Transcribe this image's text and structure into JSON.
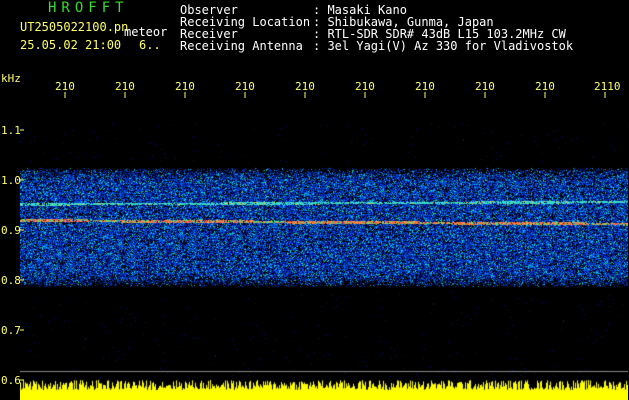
{
  "header": {
    "app_title": "HROFFT",
    "filename": "UT2505022100.pn",
    "meteor_label": "meteor",
    "datetime": "25.05.02 21:00",
    "count": "6..",
    "meta": [
      {
        "label": "Observer",
        "value": ": Masaki Kano"
      },
      {
        "label": "Receiving Location",
        "value": ": Shibukawa, Gunma, Japan"
      },
      {
        "label": "Receiver",
        "value": ": RTL-SDR SDR# 43dB L15 103.2MHz CW"
      },
      {
        "label": "Receiving Antenna",
        "value": ": 3el Yagi(V) Az 330 for Vladivostok"
      }
    ]
  },
  "axis": {
    "y_unit": "kHz",
    "y_ticks": [
      "1.1",
      "1.0",
      "0.9",
      "0.8",
      "0.7",
      "0.6"
    ],
    "x_ticks": [
      "210",
      "210",
      "210",
      "210",
      "210",
      "210",
      "210",
      "210",
      "210",
      "2110"
    ]
  },
  "colors": {
    "axis_text": "#ffff66",
    "title": "#33dd33",
    "signal_band": "#1a4cff",
    "signal_line": "#ff3333",
    "noise_bar": "#ffff00"
  }
}
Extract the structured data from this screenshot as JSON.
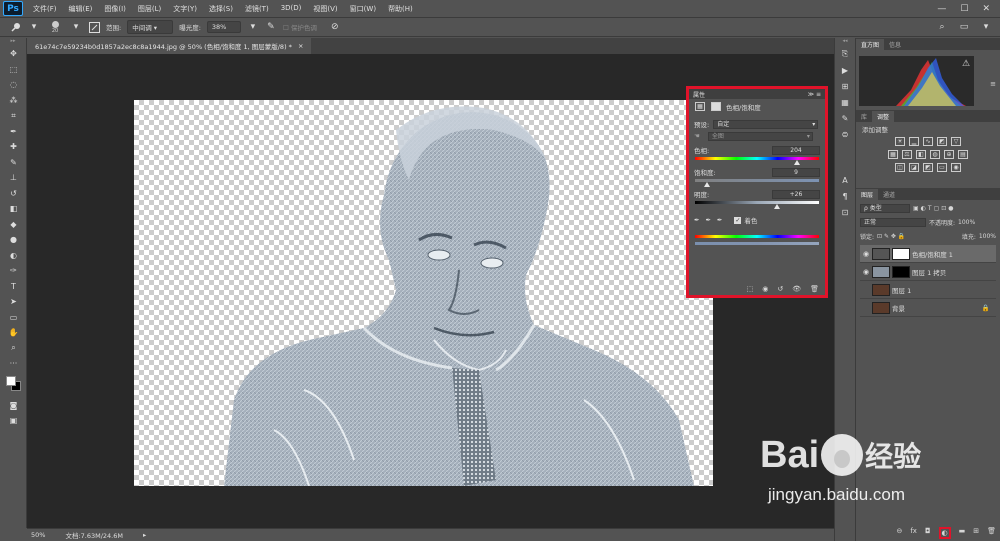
{
  "app": {
    "logo": "Ps"
  },
  "menu": [
    "文件(F)",
    "编辑(E)",
    "图像(I)",
    "图层(L)",
    "文字(Y)",
    "选择(S)",
    "滤镜(T)",
    "3D(D)",
    "视图(V)",
    "窗口(W)",
    "帮助(H)"
  ],
  "window_controls": [
    "—",
    "☐",
    "✕"
  ],
  "options_bar": {
    "brush_size": "20",
    "range_label": "范围:",
    "range_value": "中间调",
    "exposure_label": "曝光度:",
    "exposure_value": "38%",
    "protect_tones": "保护色调"
  },
  "tools": [
    "move-tool-icon",
    "marquee-tool-icon",
    "lasso-tool-icon",
    "quick-select-tool-icon",
    "crop-tool-icon",
    "eyedropper-tool-icon",
    "healing-tool-icon",
    "brush-tool-icon",
    "clone-stamp-tool-icon",
    "history-brush-tool-icon",
    "eraser-tool-icon",
    "paint-bucket-tool-icon",
    "blur-tool-icon",
    "dodge-tool-icon",
    "pen-tool-icon",
    "type-tool-icon",
    "path-select-tool-icon",
    "shape-tool-icon",
    "hand-tool-icon",
    "zoom-tool-icon",
    "more-tools-icon"
  ],
  "document_tab": {
    "title": "61e74c7e59234b0d1857a2ec8c8a1944.jpg @ 50% (色相/饱和度 1, 图层蒙版/8) *",
    "close": "×"
  },
  "status": {
    "zoom": "50%",
    "doc_info": "文档:7.63M/24.6M"
  },
  "properties_panel": {
    "title": "属性",
    "adjustment_name": "色相/饱和度",
    "preset_label": "预设:",
    "preset_value": "自定",
    "channel_value": "全图",
    "hue_label": "色相:",
    "hue_value": "204",
    "saturation_label": "饱和度:",
    "saturation_value": "9",
    "lightness_label": "明度:",
    "lightness_value": "+26",
    "colorize_label": "着色",
    "colorize_checked": true,
    "hue_fraction": 0.783,
    "saturation_fraction": 0.09,
    "lightness_fraction": 0.63
  },
  "histogram_panel": {
    "tabs": [
      "直方图",
      "信息"
    ]
  },
  "adjustments_panel": {
    "tabs": [
      "库",
      "调整"
    ],
    "add_label": "添加调整"
  },
  "layers_panel": {
    "tabs": [
      "图层",
      "通道"
    ],
    "filter_label": "ρ 类型",
    "blend_mode": "正常",
    "opacity_label": "不透明度:",
    "opacity_value": "100%",
    "lock_label": "锁定:",
    "fill_label": "填充:",
    "fill_value": "100%",
    "layers": [
      {
        "name": "色相/饱和度 1",
        "visible": true,
        "selected": true
      },
      {
        "name": "图层 1 拷贝",
        "visible": true,
        "selected": false
      },
      {
        "name": "图层 1",
        "visible": false,
        "selected": false
      },
      {
        "name": "背景",
        "visible": false,
        "selected": false
      }
    ],
    "footer_icons": [
      "link-icon",
      "fx-icon",
      "mask-icon",
      "adjustment-icon",
      "group-icon",
      "new-layer-icon",
      "trash-icon"
    ]
  },
  "watermark": {
    "brand": "Bai",
    "brand_cn": "经验",
    "url": "jingyan.baidu.com"
  },
  "colors": {
    "highlight": "#e0132a",
    "panel": "#535353",
    "canvas": "#282828"
  }
}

• What is asked:
Compute how many lines include the string "Receiving", then give that number by itself.

• Solution for this task:
2